GIVEN PROBLEM: Pictures do not belong in the copy. Return all of the entries exactly.

PROVIDED ENTRIES:
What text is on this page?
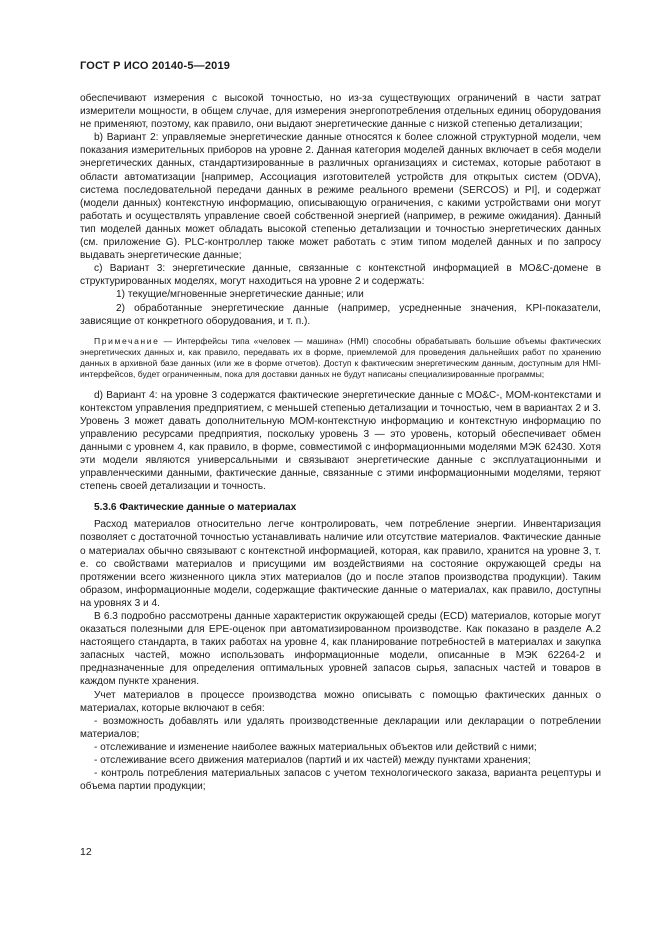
ГОСТ Р ИСО 20140-5—2019

обеспечивают измерения с высокой точностью, но из-за существующих ограничений в части затрат измерители мощности, в общем случае, для измерения энергопотребления отдельных единиц оборудования не применяют, поэтому, как правило, они выдают энергетические данные с низкой степенью детализации;

b) Вариант 2: управляемые энергетические данные относятся к более сложной структурной модели, чем показания измерительных приборов на уровне 2. Данная категория моделей данных включает в себя модели энергетических данных, стандартизированные в различных организациях и системах, которые работают в области автоматизации [например, Ассоциация изготовителей устройств для открытых систем (ODVA), система последовательной передачи данных в режиме реального времени (SERCOS) и PI], и содержат (модели данных) контекстную информацию, описывающую ограничения, с какими устройствами они могут работать и осуществлять управление своей собственной энергией (например, в режиме ожидания). Данный тип моделей данных может обладать высокой степенью детализации и точностью энергетических данных (см. приложение G). PLC-контроллер также может работать с этим типом моделей данных и по запросу выдавать энергетические данные;

c) Вариант 3: энергетические данные, связанные с контекстной информацией в MO&C-домене в структурированных моделях, могут находиться на уровне 2 и содержать:

1) текущие/мгновенные энергетические данные; или

2) обработанные энергетические данные (например, усредненные значения, KPI-показатели, зависящие от конкретного оборудования, и т. п.).

Примечание — Интерфейсы типа «человек — машина» (HMI) способны обрабатывать большие объемы фактических энергетических данных и, как правило, передавать их в форме, приемлемой для проведения дальнейших работ по хранению данных в архивной базе данных (или же в форме отчетов). Доступ к фактическим энергетическим данным, доступным для HMI-интерфейсов, будет ограниченным, пока для доставки данных не будут написаны специализированные программы;

d) Вариант 4: на уровне 3 содержатся фактические энергетические данные с MO&C-, MOM-контекстами и контекстом управления предприятием, с меньшей степенью детализации и точностью, чем в вариантах 2 и 3. Уровень 3 может давать дополнительную MOM-контекстную информацию и контекстную информацию по управлению ресурсами предприятия, поскольку уровень 3 — это уровень, который обеспечивает обмен данными с уровнем 4, как правило, в форме, совместимой с информационными моделями МЭК 62430. Хотя эти модели являются универсальными и связывают энергетические данные с эксплуатационными и управленческими данными, фактические данные, связанные с этими информационными моделями, теряют степень своей детализации и точность.

5.3.6 Фактические данные о материалах

Расход материалов относительно легче контролировать, чем потребление энергии. Инвентаризация позволяет с достаточной точностью устанавливать наличие или отсутствие материалов. Фактические данные о материалах обычно связывают с контекстной информацией, которая, как правило, хранится на уровне 3, т. е. со свойствами материалов и присущими им воздействиями на состояние окружающей среды на протяжении всего жизненного цикла этих материалов (до и после этапов производства продукции). Таким образом, информационные модели, содержащие фактические данные о материалах, как правило, доступны на уровнях 3 и 4.

В 6.3 подробно рассмотрены данные характеристик окружающей среды (ECD) материалов, которые могут оказаться полезными для EPE-оценок при автоматизированном производстве. Как показано в разделе A.2 настоящего стандарта, в таких работах на уровне 4, как планирование потребностей в материалах и закупка запасных частей, можно использовать информационные модели, описанные в МЭК 62264-2 и предназначенные для определения оптимальных уровней запасов сырья, запасных частей и товаров в каждом пункте хранения.

Учет материалов в процессе производства можно описывать с помощью фактических данных о материалах, которые включают в себя:

- возможность добавлять или удалять производственные декларации или декларации о потреблении материалов;

- отслеживание и изменение наиболее важных материальных объектов или действий с ними;

- отслеживание всего движения материалов (партий и их частей) между пунктами хранения;

- контроль потребления материальных запасов с учетом технологического заказа, варианта рецептуры и объема партии продукции;

12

EXPECTED ANSWER:
What text is on this page?
ГОСТ Р ИСО 20140-5—2019

обеспечивают измерения с высокой точностью, но из-за существующих ограничений в части затрат измерители мощности, в общем случае, для измерения энергопотребления отдельных единиц оборудования не применяют, поэтому, как правило, они выдают энергетические данные с низкой степенью детализации;

b) Вариант 2: управляемые энергетические данные относятся к более сложной структурной модели, чем показания измерительных приборов на уровне 2. Данная категория моделей данных включает в себя модели энергетических данных, стандартизированные в различных организациях и системах, которые работают в области автоматизации [например, Ассоциация изготовителей устройств для открытых систем (ODVA), система последовательной передачи данных в режиме реального времени (SERCOS) и PI], и содержат (модели данных) контекстную информацию, описывающую ограничения, с какими устройствами они могут работать и осуществлять управление своей собственной энергией (например, в режиме ожидания). Данный тип моделей данных может обладать высокой степенью детализации и точностью энергетических данных (см. приложение G). PLC-контроллер также может работать с этим типом моделей данных и по запросу выдавать энергетические данные;

c) Вариант 3: энергетические данные, связанные с контекстной информацией в MO&C-домене в структурированных моделях, могут находиться на уровне 2 и содержать:

1) текущие/мгновенные энергетические данные; или

2) обработанные энергетические данные (например, усредненные значения, KPI-показатели, зависящие от конкретного оборудования, и т. п.).

Примечание — Интерфейсы типа «человек — машина» (HMI) способны обрабатывать большие объемы фактических энергетических данных и, как правило, передавать их в форме, приемлемой для проведения дальнейших работ по хранению данных в архивной базе данных (или же в форме отчетов). Доступ к фактическим энергетическим данным, доступным для HMI-интерфейсов, будет ограниченным, пока для доставки данных не будут написаны специализированные программы;

d) Вариант 4: на уровне 3 содержатся фактические энергетические данные с MO&C-, MOM-контекстами и контекстом управления предприятием, с меньшей степенью детализации и точностью, чем в вариантах 2 и 3. Уровень 3 может давать дополнительную MOM-контекстную информацию и контекстную информацию по управлению ресурсами предприятия, поскольку уровень 3 — это уровень, который обеспечивает обмен данными с уровнем 4, как правило, в форме, совместимой с информационными моделями МЭК 62430. Хотя эти модели являются универсальными и связывают энергетические данные с эксплуатационными и управленческими данными, фактические данные, связанные с этими информационными моделями, теряют степень своей детализации и точность.

5.3.6 Фактические данные о материалах

Расход материалов относительно легче контролировать, чем потребление энергии. Инвентаризация позволяет с достаточной точностью устанавливать наличие или отсутствие материалов. Фактические данные о материалах обычно связывают с контекстной информацией, которая, как правило, хранится на уровне 3, т. е. со свойствами материалов и присущими им воздействиями на состояние окружающей среды на протяжении всего жизненного цикла этих материалов (до и после этапов производства продукции). Таким образом, информационные модели, содержащие фактические данные о материалах, как правило, доступны на уровнях 3 и 4.

В 6.3 подробно рассмотрены данные характеристик окружающей среды (ECD) материалов, которые могут оказаться полезными для EPE-оценок при автоматизированном производстве. Как показано в разделе A.2 настоящего стандарта, в таких работах на уровне 4, как планирование потребностей в материалах и закупка запасных частей, можно использовать информационные модели, описанные в МЭК 62264-2 и предназначенные для определения оптимальных уровней запасов сырья, запасных частей и товаров в каждом пункте хранения.

Учет материалов в процессе производства можно описывать с помощью фактических данных о материалах, которые включают в себя:

- возможность добавлять или удалять производственные декларации или декларации о потреблении материалов;

- отслеживание и изменение наиболее важных материальных объектов или действий с ними;

- отслеживание всего движения материалов (партий и их частей) между пунктами хранения;

- контроль потребления материальных запасов с учетом технологического заказа, варианта рецептуры и объема партии продукции;

12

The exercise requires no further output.